● **SOURCE DOCUMENT**:

——

Archive for the ‘ruby’ Category

oai/sru and ruby

Thursday, April 20th, 2006
biblio:~/Projects/ruby-oai ed$ ruby test.rb
Loaded suite test
Started
..........
Finished in 171.247595 seconds.

10 tests, 280 assertions, 0 failures, 0 errors

So after about 4 hours of hacking I’ve got ruby-oai which is a OAI-PMH client library for ruby. Included is a test suite that puts all 6 oai-pmh verbs through their paces using OAI-PMH servers at the loc.gov, lanl.gov, pubmedcentral.gov.

Just a few days before I did something with sruby which is a SRU client library for Ruby. Now these are just the initial versions, and I’m sure there are ways that they can be improved. But after doing a few years of solid Java coding it’s just another reminder of how dynamic languages such as Ruby and Python can really help catapault productivity.

I have to admit, I do miss javac sitting on my shoulder reminding me of things I’m doing wrong at compile time compared with discovering bugs/errors at run time in python and ruby. But I’ve really come around to Bruce Eckel’s point about Strong Typing vs Strong Testing. Building sruby and ruby-oai using test driven development really makes me more confident that my code is working properly…and what’s more it makes me much happier with the look and feel of the API. This look n’ feel aspect is something that the mechanical javac can’t really help with. Doing test driven development in Java with Eclipse approaches this level–but somehow isn’t as fun–but I imagine it scales better to larger teams. However, I don’t work on any of these uber large teams anyhow. Hopefully I’ll find a moment to talk about the new work I’m doing in the coming weeks.

——

● **SET PROBLEM 1**: According to the blog post, which sites hosted the OAI-PMH servers used in the ruby-oai test suite?
The blog post and the data entries are independent of each other.

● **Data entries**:
——

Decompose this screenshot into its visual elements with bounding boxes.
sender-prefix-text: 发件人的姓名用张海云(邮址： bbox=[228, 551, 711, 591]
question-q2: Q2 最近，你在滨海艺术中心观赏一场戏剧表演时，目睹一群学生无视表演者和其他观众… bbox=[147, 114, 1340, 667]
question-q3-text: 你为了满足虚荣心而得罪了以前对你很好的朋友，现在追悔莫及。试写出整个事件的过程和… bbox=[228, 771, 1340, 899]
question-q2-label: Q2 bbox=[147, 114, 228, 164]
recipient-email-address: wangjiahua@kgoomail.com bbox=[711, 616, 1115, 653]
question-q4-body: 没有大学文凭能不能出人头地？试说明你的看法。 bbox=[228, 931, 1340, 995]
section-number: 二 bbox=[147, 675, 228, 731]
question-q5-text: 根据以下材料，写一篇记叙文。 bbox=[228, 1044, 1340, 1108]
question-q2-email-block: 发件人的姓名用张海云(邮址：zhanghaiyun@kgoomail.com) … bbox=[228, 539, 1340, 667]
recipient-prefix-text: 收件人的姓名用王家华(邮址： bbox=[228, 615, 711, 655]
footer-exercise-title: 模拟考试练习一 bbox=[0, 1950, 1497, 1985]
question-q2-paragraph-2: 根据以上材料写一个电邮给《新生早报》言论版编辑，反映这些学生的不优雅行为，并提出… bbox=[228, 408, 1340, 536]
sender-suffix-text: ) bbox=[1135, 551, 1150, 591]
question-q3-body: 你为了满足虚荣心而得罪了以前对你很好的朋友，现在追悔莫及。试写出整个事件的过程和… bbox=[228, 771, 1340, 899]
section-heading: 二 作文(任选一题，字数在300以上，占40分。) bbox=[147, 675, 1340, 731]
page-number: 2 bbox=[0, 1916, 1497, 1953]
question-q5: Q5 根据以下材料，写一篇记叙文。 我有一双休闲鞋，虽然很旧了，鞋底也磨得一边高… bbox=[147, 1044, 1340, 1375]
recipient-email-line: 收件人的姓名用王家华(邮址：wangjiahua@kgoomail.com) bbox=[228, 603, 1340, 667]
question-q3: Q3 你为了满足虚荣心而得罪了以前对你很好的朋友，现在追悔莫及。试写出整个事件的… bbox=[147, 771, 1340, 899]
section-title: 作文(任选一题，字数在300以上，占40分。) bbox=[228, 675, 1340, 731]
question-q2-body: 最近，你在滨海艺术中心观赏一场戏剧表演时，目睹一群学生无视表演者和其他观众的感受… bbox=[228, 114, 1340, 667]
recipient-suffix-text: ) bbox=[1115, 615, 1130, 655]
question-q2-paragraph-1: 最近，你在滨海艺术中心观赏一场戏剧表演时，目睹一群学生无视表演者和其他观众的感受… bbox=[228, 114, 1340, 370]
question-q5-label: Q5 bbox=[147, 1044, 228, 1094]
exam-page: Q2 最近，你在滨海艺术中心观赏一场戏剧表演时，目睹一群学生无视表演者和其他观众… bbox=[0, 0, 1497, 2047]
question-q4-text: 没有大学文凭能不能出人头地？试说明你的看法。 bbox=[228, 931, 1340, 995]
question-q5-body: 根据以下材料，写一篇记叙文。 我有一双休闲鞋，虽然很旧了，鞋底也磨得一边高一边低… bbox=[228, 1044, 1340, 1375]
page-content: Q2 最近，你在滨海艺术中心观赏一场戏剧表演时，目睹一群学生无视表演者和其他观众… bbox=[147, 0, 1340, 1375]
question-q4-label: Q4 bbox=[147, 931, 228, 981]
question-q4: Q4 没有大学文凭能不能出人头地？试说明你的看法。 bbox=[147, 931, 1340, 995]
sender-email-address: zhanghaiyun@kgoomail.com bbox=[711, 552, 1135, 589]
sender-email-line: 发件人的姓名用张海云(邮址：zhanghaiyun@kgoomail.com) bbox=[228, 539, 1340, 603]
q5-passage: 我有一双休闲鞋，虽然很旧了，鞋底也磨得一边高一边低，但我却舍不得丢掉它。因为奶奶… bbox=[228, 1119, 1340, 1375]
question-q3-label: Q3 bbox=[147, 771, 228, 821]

——

● **SET PROBLEM 2**: Transcribe the data entries from their first line through the line containing "552, 1135, 589]", including both of those lines.

● **FINAL RESULT 1**: loc.gov, lanl.gov and pubmedcentral.gov

● **FINAL RESULT 2**:
Decompose this screenshot into its visual elements with bounding boxes.
sender-prefix-text: 发件人的姓名用张海云(邮址： bbox=[228, 551, 711, 591]
question-q2: Q2 最近，你在滨海艺术中心观赏一场戏剧表演时，目睹一群学生无视表演者和其他观众… bbox=[147, 114, 1340, 667]
question-q3-text: 你为了满足虚荣心而得罪了以前对你很好的朋友，现在追悔莫及。试写出整个事件的过程和… bbox=[228, 771, 1340, 899]
question-q2-label: Q2 bbox=[147, 114, 228, 164]
recipient-email-address: wangjiahua@kgoomail.com bbox=[711, 616, 1115, 653]
question-q4-body: 没有大学文凭能不能出人头地？试说明你的看法。 bbox=[228, 931, 1340, 995]
section-number: 二 bbox=[147, 675, 228, 731]
question-q5-text: 根据以下材料，写一篇记叙文。 bbox=[228, 1044, 1340, 1108]
question-q2-email-block: 发件人的姓名用张海云(邮址：zhanghaiyun@kgoomail.com) … bbox=[228, 539, 1340, 667]
recipient-prefix-text: 收件人的姓名用王家华(邮址： bbox=[228, 615, 711, 655]
footer-exercise-title: 模拟考试练习一 bbox=[0, 1950, 1497, 1985]
question-q2-paragraph-2: 根据以上材料写一个电邮给《新生早报》言论版编辑，反映这些学生的不优雅行为，并提出… bbox=[228, 408, 1340, 536]
sender-suffix-text: ) bbox=[1135, 551, 1150, 591]
question-q3-body: 你为了满足虚荣心而得罪了以前对你很好的朋友，现在追悔莫及。试写出整个事件的过程和… bbox=[228, 771, 1340, 899]
section-heading: 二 作文(任选一题，字数在300以上，占40分。) bbox=[147, 675, 1340, 731]
page-number: 2 bbox=[0, 1916, 1497, 1953]
question-q5: Q5 根据以下材料，写一篇记叙文。 我有一双休闲鞋，虽然很旧了，鞋底也磨得一边高… bbox=[147, 1044, 1340, 1375]
recipient-email-line: 收件人的姓名用王家华(邮址：wangjiahua@kgoomail.com) bbox=[228, 603, 1340, 667]
question-q3: Q3 你为了满足虚荣心而得罪了以前对你很好的朋友，现在追悔莫及。试写出整个事件的… bbox=[147, 771, 1340, 899]
section-title: 作文(任选一题，字数在300以上，占40分。) bbox=[228, 675, 1340, 731]
question-q2-body: 最近，你在滨海艺术中心观赏一场戏剧表演时，目睹一群学生无视表演者和其他观众的感受… bbox=[228, 114, 1340, 667]
recipient-suffix-text: ) bbox=[1115, 615, 1130, 655]
question-q2-paragraph-1: 最近，你在滨海艺术中心观赏一场戏剧表演时，目睹一群学生无视表演者和其他观众的感受… bbox=[228, 114, 1340, 370]
question-q5-label: Q5 bbox=[147, 1044, 228, 1094]
exam-page: Q2 最近，你在滨海艺术中心观赏一场戏剧表演时，目睹一群学生无视表演者和其他观众… bbox=[0, 0, 1497, 2047]
question-q4-text: 没有大学文凭能不能出人头地？试说明你的看法。 bbox=[228, 931, 1340, 995]
question-q5-body: 根据以下材料，写一篇记叙文。 我有一双休闲鞋，虽然很旧了，鞋底也磨得一边高一边低… bbox=[228, 1044, 1340, 1375]
page-content: Q2 最近，你在滨海艺术中心观赏一场戏剧表演时，目睹一群学生无视表演者和其他观众… bbox=[147, 0, 1340, 1375]
question-q4-label: Q4 bbox=[147, 931, 228, 981]
question-q4: Q4 没有大学文凭能不能出人头地？试说明你的看法。 bbox=[147, 931, 1340, 995]
sender-email-address: zhanghaiyun@kgoomail.com bbox=[711, 552, 1135, 589]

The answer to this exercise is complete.